## Task requirements
Print out each record below, unaltered and complete, without its images.

(Data records)
%%

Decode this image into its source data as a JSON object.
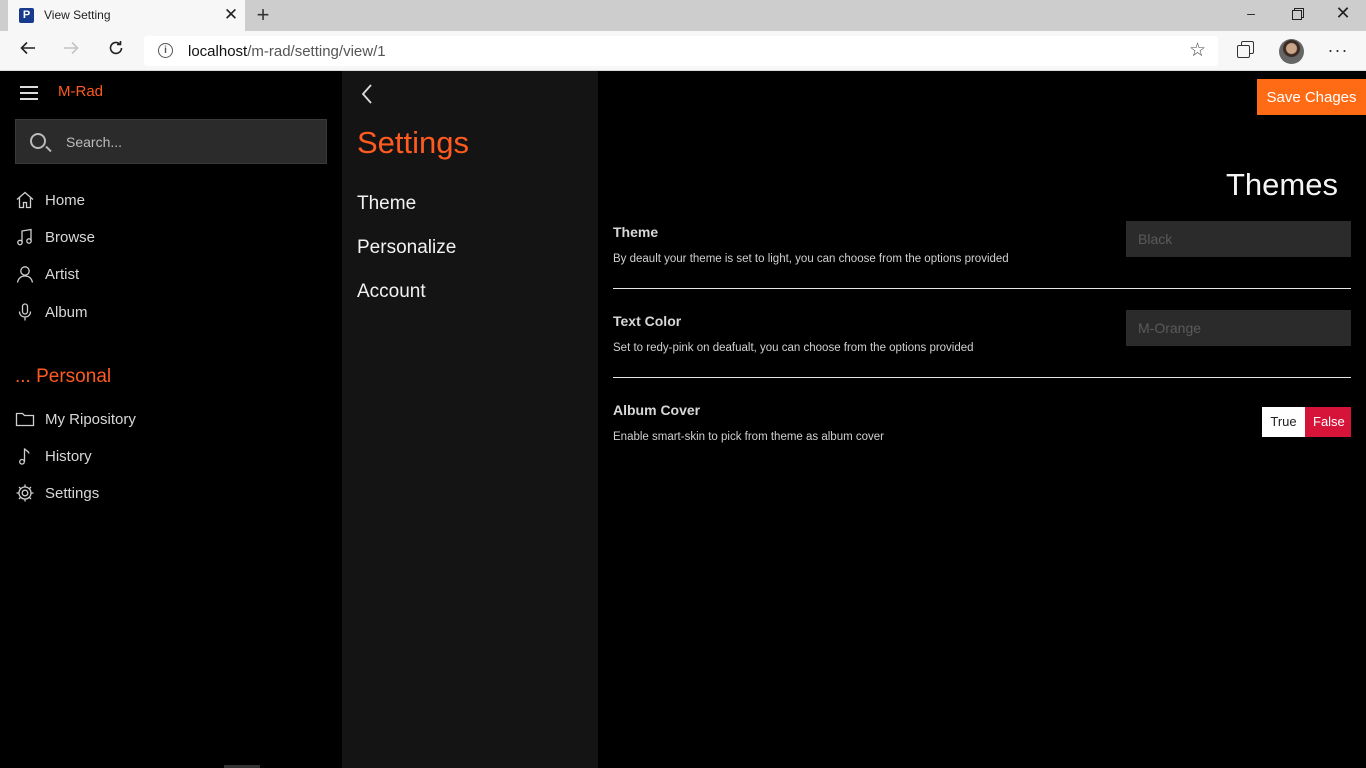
{
  "browser": {
    "tab_title": "View Setting",
    "tab_favicon_letter": "P",
    "tab_close": "✕",
    "new_tab": "+",
    "url_host": "localhost",
    "url_path": "/m-rad/setting/view/1",
    "window_min": "–",
    "window_close": "✕",
    "more": "···"
  },
  "sidebar": {
    "brand": "M-Rad",
    "search_placeholder": "Search...",
    "nav_items": [
      {
        "label": "Home",
        "icon": "home-icon"
      },
      {
        "label": "Browse",
        "icon": "music-note-icon"
      },
      {
        "label": "Artist",
        "icon": "person-icon"
      },
      {
        "label": "Album",
        "icon": "microphone-icon"
      }
    ],
    "section_title": "... Personal",
    "personal_items": [
      {
        "label": "My Ripository",
        "icon": "folder-icon"
      },
      {
        "label": "History",
        "icon": "single-note-icon"
      },
      {
        "label": "Settings",
        "icon": "gear-icon"
      }
    ]
  },
  "panel": {
    "title": "Settings",
    "links": [
      "Theme",
      "Personalize",
      "Account"
    ]
  },
  "content": {
    "save_label": "Save Chages",
    "title": "Themes",
    "settings": [
      {
        "name": "Theme",
        "description": "By deault your theme is set to light, you can choose from the options provided",
        "value": "Black"
      },
      {
        "name": "Text Color",
        "description": "Set to redy-pink on deafualt, you can choose from the options provided",
        "value": "M-Orange"
      },
      {
        "name": "Album Cover",
        "description": "Enable smart-skin to pick from theme as album cover",
        "true_label": "True",
        "false_label": "False"
      }
    ]
  },
  "colors": {
    "accent": "#ff5a1f",
    "save_button": "#ff6a14",
    "false_toggle": "#d6143a",
    "sidebar_bg": "#000000",
    "panel_bg": "#141414"
  }
}
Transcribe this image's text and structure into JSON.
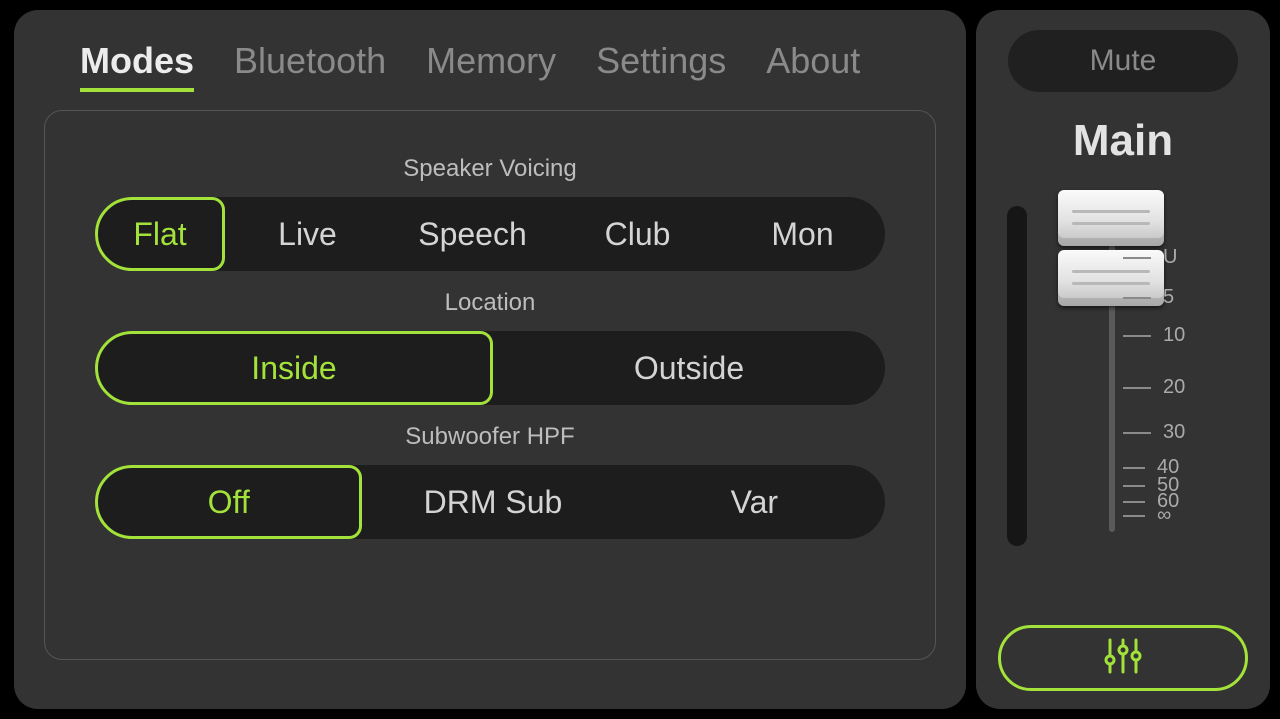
{
  "tabs": [
    {
      "label": "Modes",
      "active": true
    },
    {
      "label": "Bluetooth",
      "active": false
    },
    {
      "label": "Memory",
      "active": false
    },
    {
      "label": "Settings",
      "active": false
    },
    {
      "label": "About",
      "active": false
    }
  ],
  "sections": {
    "voicing": {
      "title": "Speaker Voicing",
      "options": [
        "Flat",
        "Live",
        "Speech",
        "Club",
        "Mon"
      ],
      "selected": "Flat"
    },
    "location": {
      "title": "Location",
      "options": [
        "Inside",
        "Outside"
      ],
      "selected": "Inside"
    },
    "hpf": {
      "title": "Subwoofer HPF",
      "options": [
        "Off",
        "DRM Sub",
        "Var"
      ],
      "selected": "Off"
    }
  },
  "side": {
    "mute_label": "Mute",
    "main_label": "Main",
    "scale": [
      "U",
      "5",
      "10",
      "20",
      "30",
      "40",
      "50",
      "60",
      "∞"
    ]
  },
  "colors": {
    "accent": "#a3e23a"
  }
}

%%

## Finished task
Decode this image into its source data as a JSON object.
{
  "browser": {
    "tab_title": "View Setting",
    "tab_favicon_letter": "P",
    "tab_close": "✕",
    "new_tab": "+",
    "url_host": "localhost",
    "url_path": "/m-rad/setting/view/1",
    "window_min": "–",
    "window_close": "✕",
    "more": "···"
  },
  "sidebar": {
    "brand": "M-Rad",
    "search_placeholder": "Search...",
    "nav_items": [
      {
        "label": "Home",
        "icon": "home-icon"
      },
      {
        "label": "Browse",
        "icon": "music-note-icon"
      },
      {
        "label": "Artist",
        "icon": "person-icon"
      },
      {
        "label": "Album",
        "icon": "microphone-icon"
      }
    ],
    "section_title": "... Personal",
    "personal_items": [
      {
        "label": "My Ripository",
        "icon": "folder-icon"
      },
      {
        "label": "History",
        "icon": "single-note-icon"
      },
      {
        "label": "Settings",
        "icon": "gear-icon"
      }
    ]
  },
  "panel": {
    "title": "Settings",
    "links": [
      "Theme",
      "Personalize",
      "Account"
    ]
  },
  "content": {
    "save_label": "Save Chages",
    "title": "Themes",
    "settings": [
      {
        "name": "Theme",
        "description": "By deault your theme is set to light, you can choose from the options provided",
        "value": "Black"
      },
      {
        "name": "Text Color",
        "description": "Set to redy-pink on deafualt, you can choose from the options provided",
        "value": "M-Orange"
      },
      {
        "name": "Album Cover",
        "description": "Enable smart-skin to pick from theme as album cover",
        "true_label": "True",
        "false_label": "False"
      }
    ]
  },
  "colors": {
    "accent": "#ff5a1f",
    "save_button": "#ff6a14",
    "false_toggle": "#d6143a",
    "sidebar_bg": "#000000",
    "panel_bg": "#141414"
  }
}
Transcribe this image's text and structure into JSON.
{
  "tabs": [
    {
      "label": "Modes",
      "active": true
    },
    {
      "label": "Bluetooth",
      "active": false
    },
    {
      "label": "Memory",
      "active": false
    },
    {
      "label": "Settings",
      "active": false
    },
    {
      "label": "About",
      "active": false
    }
  ],
  "sections": {
    "voicing": {
      "title": "Speaker Voicing",
      "options": [
        "Flat",
        "Live",
        "Speech",
        "Club",
        "Mon"
      ],
      "selected": "Flat"
    },
    "location": {
      "title": "Location",
      "options": [
        "Inside",
        "Outside"
      ],
      "selected": "Inside"
    },
    "hpf": {
      "title": "Subwoofer HPF",
      "options": [
        "Off",
        "DRM Sub",
        "Var"
      ],
      "selected": "Off"
    }
  },
  "side": {
    "mute_label": "Mute",
    "main_label": "Main",
    "scale": [
      "U",
      "5",
      "10",
      "20",
      "30",
      "40",
      "50",
      "60",
      "∞"
    ]
  },
  "colors": {
    "accent": "#a3e23a"
  }
}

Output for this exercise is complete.